**What is expected:** Spot each line that carries the word "myVEGAS"; copy those lines.

**Records for the exercise:**
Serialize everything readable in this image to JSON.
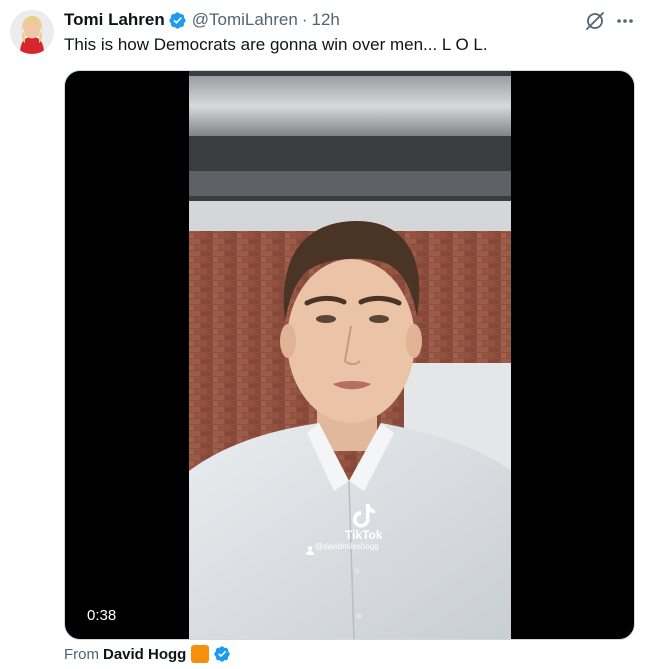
{
  "tweet": {
    "author_name": "Tomi Lahren",
    "handle": "@TomiLahren",
    "separator": "·",
    "time": "12h",
    "text": "This is how Democrats are gonna win over men... L O L."
  },
  "media": {
    "duration": "0:38",
    "watermark_brand": "TikTok",
    "watermark_user": "@davidmileshogg"
  },
  "attribution": {
    "prefix": "From",
    "name": "David Hogg"
  },
  "icons": [
    "verified-badge-icon",
    "grok-icon",
    "more-icon",
    "tiktok-logo-icon",
    "user-icon"
  ],
  "colors": {
    "verified_blue": "#1d9bf0",
    "secondary_text": "#536471",
    "primary_text": "#0f1419",
    "emoji_orange": "#f4900c"
  }
}
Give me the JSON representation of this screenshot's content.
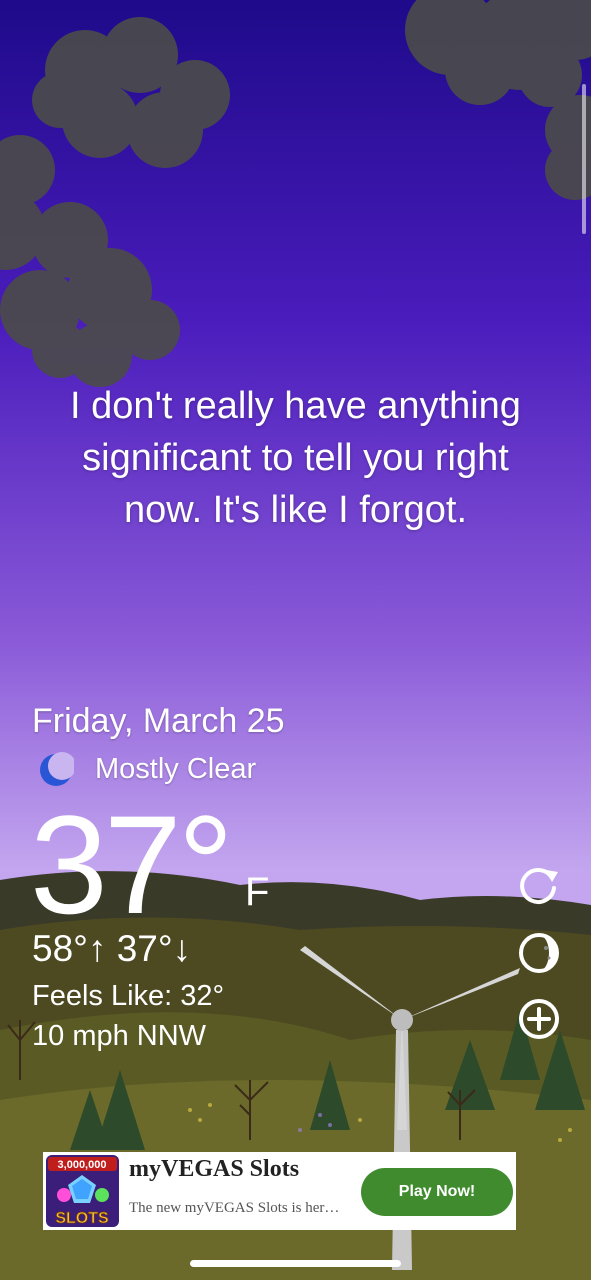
{
  "message": {
    "line1": "I don't really have anything",
    "line2": "significant to tell you right",
    "line3": "now. It's like I forgot."
  },
  "weather": {
    "date": "Friday, March 25",
    "condition": "Mostly Clear",
    "condition_icon": "moon-icon",
    "temperature": "37°",
    "unit": "F",
    "high_low": "58°↑ 37°↓",
    "feels_like": "Feels Like: 32°",
    "wind": "10 mph NNW"
  },
  "controls": {
    "refresh_icon": "refresh-icon",
    "theme_icon": "moon-phase-icon",
    "add_icon": "add-circle-icon"
  },
  "ad": {
    "badge": "3,000,000",
    "icon_text": "SLOTS",
    "title": "myVEGAS Slots",
    "description": "The new myVEGAS Slots is her…",
    "cta": "Play Now!",
    "cta_color": "#3f8b2e"
  },
  "colors": {
    "sky_top": "#1e0a8a",
    "sky_mid": "#7f4fd6",
    "sky_low": "#c6a8ef",
    "hills": "#3b3d1f"
  }
}
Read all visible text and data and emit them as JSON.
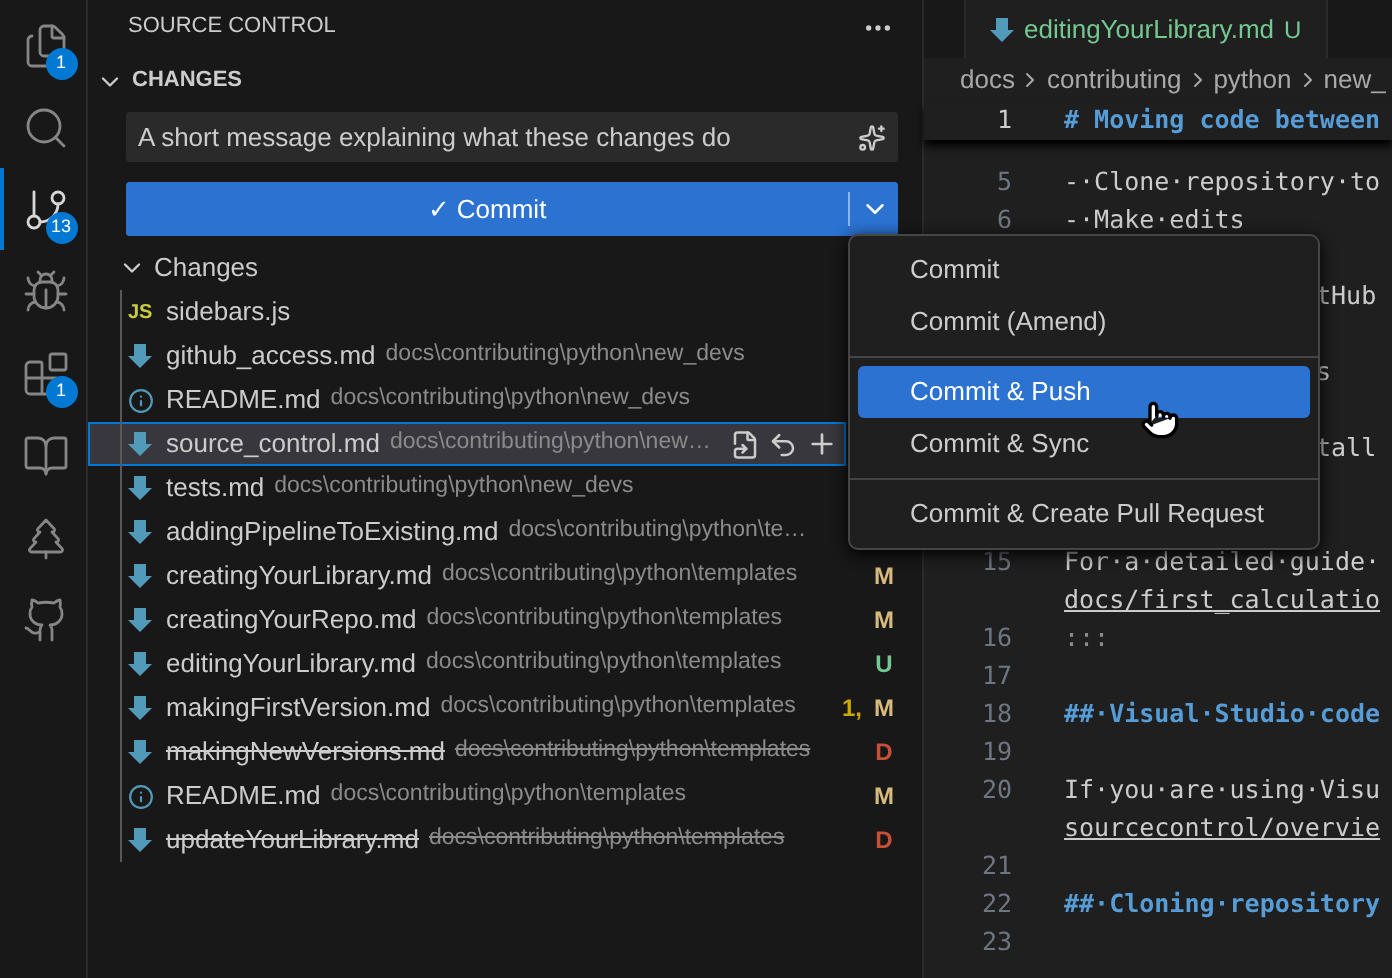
{
  "activity_bar": [
    {
      "kind": "files",
      "badge": "1",
      "selected": false
    },
    {
      "kind": "search",
      "selected": false
    },
    {
      "kind": "source_control",
      "badge": "13",
      "selected": true
    },
    {
      "kind": "run_debug",
      "selected": false
    },
    {
      "kind": "extensions",
      "badge": "1",
      "selected": false
    },
    {
      "kind": "book",
      "selected": false
    },
    {
      "kind": "tree",
      "selected": false
    },
    {
      "kind": "github",
      "selected": false
    }
  ],
  "sidebar": {
    "title": "SOURCE CONTROL",
    "section": "CHANGES",
    "message": {
      "placeholder": "A short message explaining what these changes do"
    },
    "commit_button": "✓ Commit",
    "group": "Changes",
    "files": [
      {
        "kind": "js",
        "icon": "JS",
        "name": "sidebars.js",
        "selected": false
      },
      {
        "kind": "markdown",
        "name": "github_access.md",
        "path": "docs\\contributing\\python\\new_devs",
        "selected": false
      },
      {
        "kind": "info",
        "name": "README.md",
        "path": "docs\\contributing\\python\\new_devs",
        "selected": false
      },
      {
        "kind": "markdown",
        "name": "source_control.md",
        "path": "docs\\contributing\\python\\new…",
        "selected": true
      },
      {
        "kind": "markdown",
        "name": "tests.md",
        "path": "docs\\contributing\\python\\new_devs",
        "selected": false
      },
      {
        "kind": "markdown",
        "name": "addingPipelineToExisting.md",
        "path": "docs\\contributing\\python\\te…",
        "selected": false
      },
      {
        "kind": "markdown",
        "name": "creatingYourLibrary.md",
        "path": "docs\\contributing\\python\\templates",
        "status": "M",
        "color": "#d7ba7d",
        "deleted": false,
        "selected": false
      },
      {
        "kind": "markdown",
        "name": "creatingYourRepo.md",
        "path": "docs\\contributing\\python\\templates",
        "status": "M",
        "color": "#d7ba7d",
        "deleted": false,
        "selected": false
      },
      {
        "kind": "markdown",
        "name": "editingYourLibrary.md",
        "path": "docs\\contributing\\python\\templates",
        "status": "U",
        "color": "#73c991",
        "deleted": false,
        "selected": false
      },
      {
        "kind": "markdown",
        "name": "makingFirstVersion.md",
        "path": "docs\\contributing\\python\\templates",
        "problems": "1,",
        "status": "M",
        "color": "#d7ba7d",
        "deleted": false,
        "selected": false
      },
      {
        "kind": "markdown",
        "name": "makingNewVersions.md",
        "path": "docs\\contributing\\python\\templates",
        "status": "D",
        "color": "#c74e39",
        "deleted": true,
        "selected": false
      },
      {
        "kind": "info",
        "name": "README.md",
        "path": "docs\\contributing\\python\\templates",
        "status": "M",
        "color": "#d7ba7d",
        "deleted": false,
        "selected": false
      },
      {
        "kind": "markdown",
        "name": "updateYourLibrary.md",
        "path": "docs\\contributing\\python\\templates",
        "status": "D",
        "color": "#c74e39",
        "deleted": true,
        "selected": false
      }
    ]
  },
  "menu": [
    [
      {
        "label": "Commit",
        "selected": false
      },
      {
        "label": "Commit (Amend)",
        "selected": false
      }
    ],
    [
      {
        "label": "Commit & Push",
        "selected": true
      },
      {
        "label": "Commit & Sync",
        "selected": false
      }
    ],
    [
      {
        "label": "Commit & Create Pull Request",
        "selected": false
      }
    ]
  ],
  "editor": {
    "tab": {
      "name": "editingYourLibrary.md",
      "status": "U"
    },
    "breadcrumbs": [
      "docs",
      "contributing",
      "python",
      "new_"
    ],
    "sticky": {
      "number": "1",
      "text": "# Moving code between"
    },
    "lines": [
      {
        "number": "5",
        "kind": "text",
        "text": "-·Clone·repository·to"
      },
      {
        "number": "6",
        "kind": "text",
        "text": "-·Make·edits"
      },
      {
        "kind": "blank"
      },
      {
        "kind": "covered",
        "text": "tHub"
      },
      {
        "kind": "blank"
      },
      {
        "kind": "covered",
        "text": "s"
      },
      {
        "kind": "blank"
      },
      {
        "kind": "covered",
        "text": "tall"
      },
      {
        "kind": "blank"
      },
      {
        "kind": "blank"
      },
      {
        "number": "15",
        "kind": "text",
        "text": "For·a·detailed·guide·"
      },
      {
        "kind": "link",
        "text": "docs/first_calculatio"
      },
      {
        "number": "16",
        "kind": "muted",
        "text": ":::"
      },
      {
        "number": "17",
        "kind": "text"
      },
      {
        "number": "18",
        "kind": "heading",
        "text": "##·Visual·Studio·code"
      },
      {
        "number": "19",
        "kind": "text"
      },
      {
        "number": "20",
        "kind": "text",
        "text": "If·you·are·using·Visu"
      },
      {
        "kind": "link",
        "text": "sourcecontrol/overvie"
      },
      {
        "number": "21",
        "kind": "text"
      },
      {
        "number": "22",
        "kind": "heading",
        "text": "##·Cloning·repository"
      },
      {
        "number": "23",
        "kind": "text"
      }
    ]
  }
}
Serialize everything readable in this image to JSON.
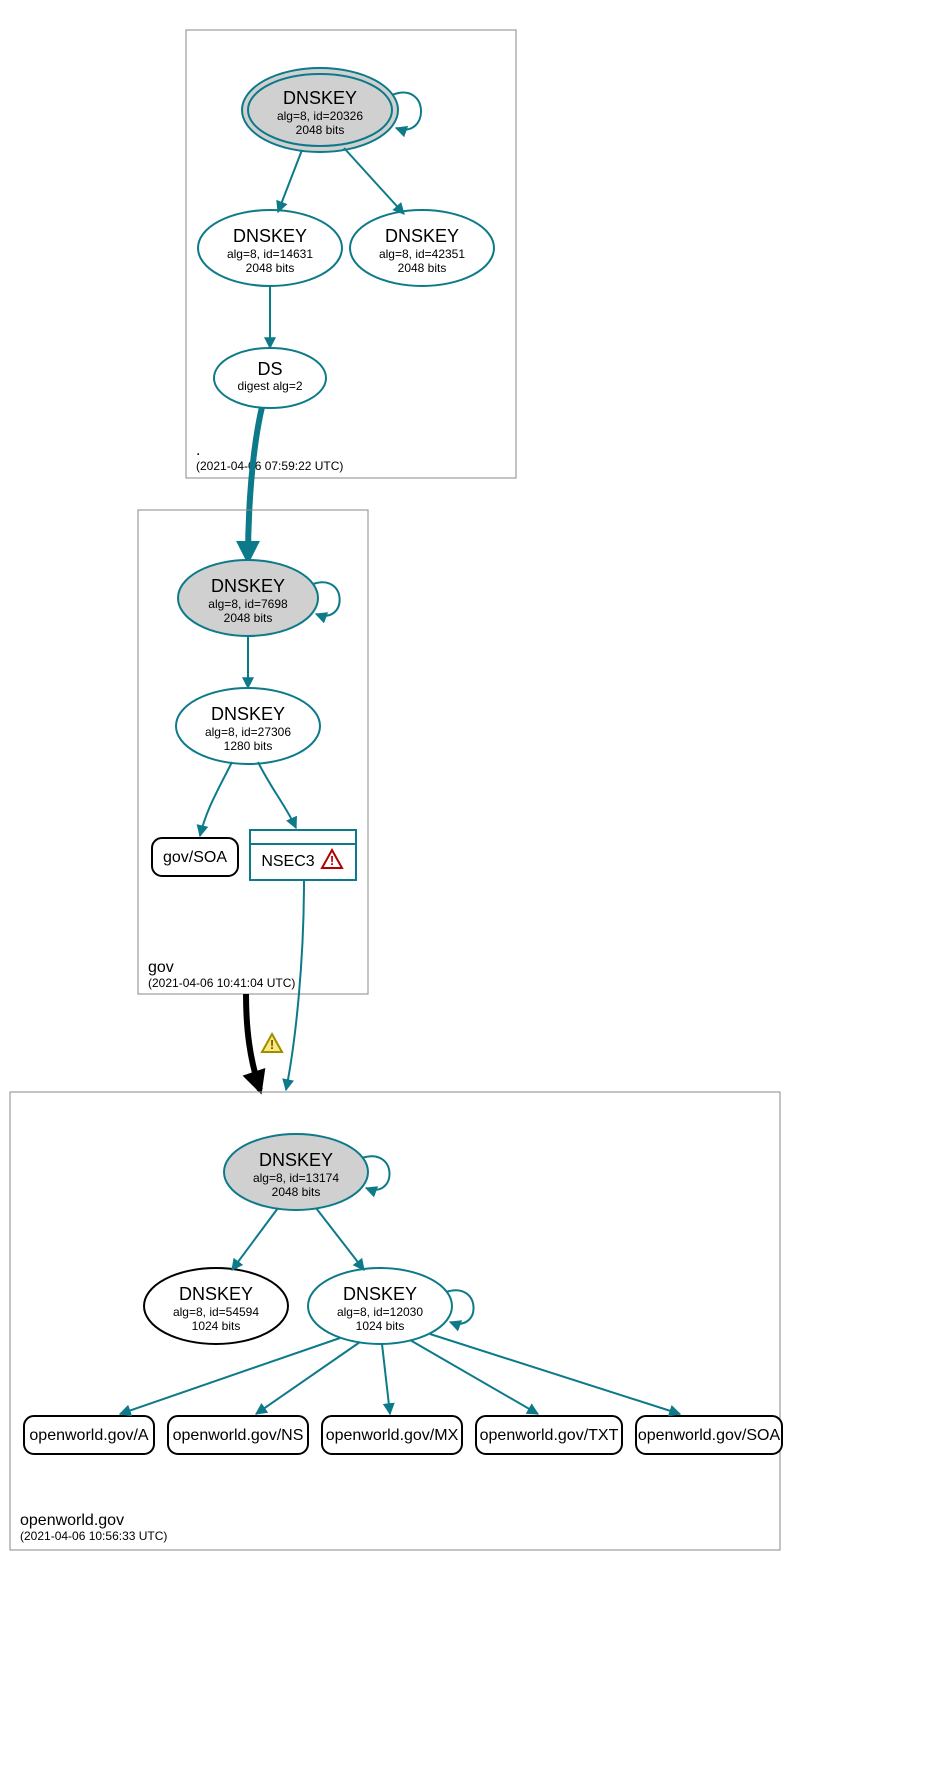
{
  "zones": {
    "root": {
      "name": ".",
      "timestamp": "(2021-04-06 07:59:22 UTC)",
      "ksk": {
        "title": "DNSKEY",
        "line1": "alg=8, id=20326",
        "line2": "2048 bits"
      },
      "zsk1": {
        "title": "DNSKEY",
        "line1": "alg=8, id=14631",
        "line2": "2048 bits"
      },
      "zsk2": {
        "title": "DNSKEY",
        "line1": "alg=8, id=42351",
        "line2": "2048 bits"
      },
      "ds": {
        "title": "DS",
        "line1": "digest alg=2"
      }
    },
    "gov": {
      "name": "gov",
      "timestamp": "(2021-04-06 10:41:04 UTC)",
      "ksk": {
        "title": "DNSKEY",
        "line1": "alg=8, id=7698",
        "line2": "2048 bits"
      },
      "zsk": {
        "title": "DNSKEY",
        "line1": "alg=8, id=27306",
        "line2": "1280 bits"
      },
      "soa": "gov/SOA",
      "nsec3": "NSEC3"
    },
    "openworld": {
      "name": "openworld.gov",
      "timestamp": "(2021-04-06 10:56:33 UTC)",
      "ksk": {
        "title": "DNSKEY",
        "line1": "alg=8, id=13174",
        "line2": "2048 bits"
      },
      "zsk1": {
        "title": "DNSKEY",
        "line1": "alg=8, id=54594",
        "line2": "1024 bits"
      },
      "zsk2": {
        "title": "DNSKEY",
        "line1": "alg=8, id=12030",
        "line2": "1024 bits"
      },
      "rr": {
        "a": "openworld.gov/A",
        "ns": "openworld.gov/NS",
        "mx": "openworld.gov/MX",
        "txt": "openworld.gov/TXT",
        "soa": "openworld.gov/SOA"
      }
    }
  },
  "icons": {
    "error": "error-triangle",
    "warning": "warning-triangle"
  },
  "colors": {
    "teal": "#0d7a8a",
    "grey": "#d0d0d0",
    "black": "#000000",
    "warnFill": "#ffe680",
    "warnStroke": "#998f00",
    "errFill": "#ffffff",
    "errStroke": "#b00000"
  }
}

**Task output:**
    "title": "myVEGAS Slots",
    "description": "The new myVEGAS Slots is her…",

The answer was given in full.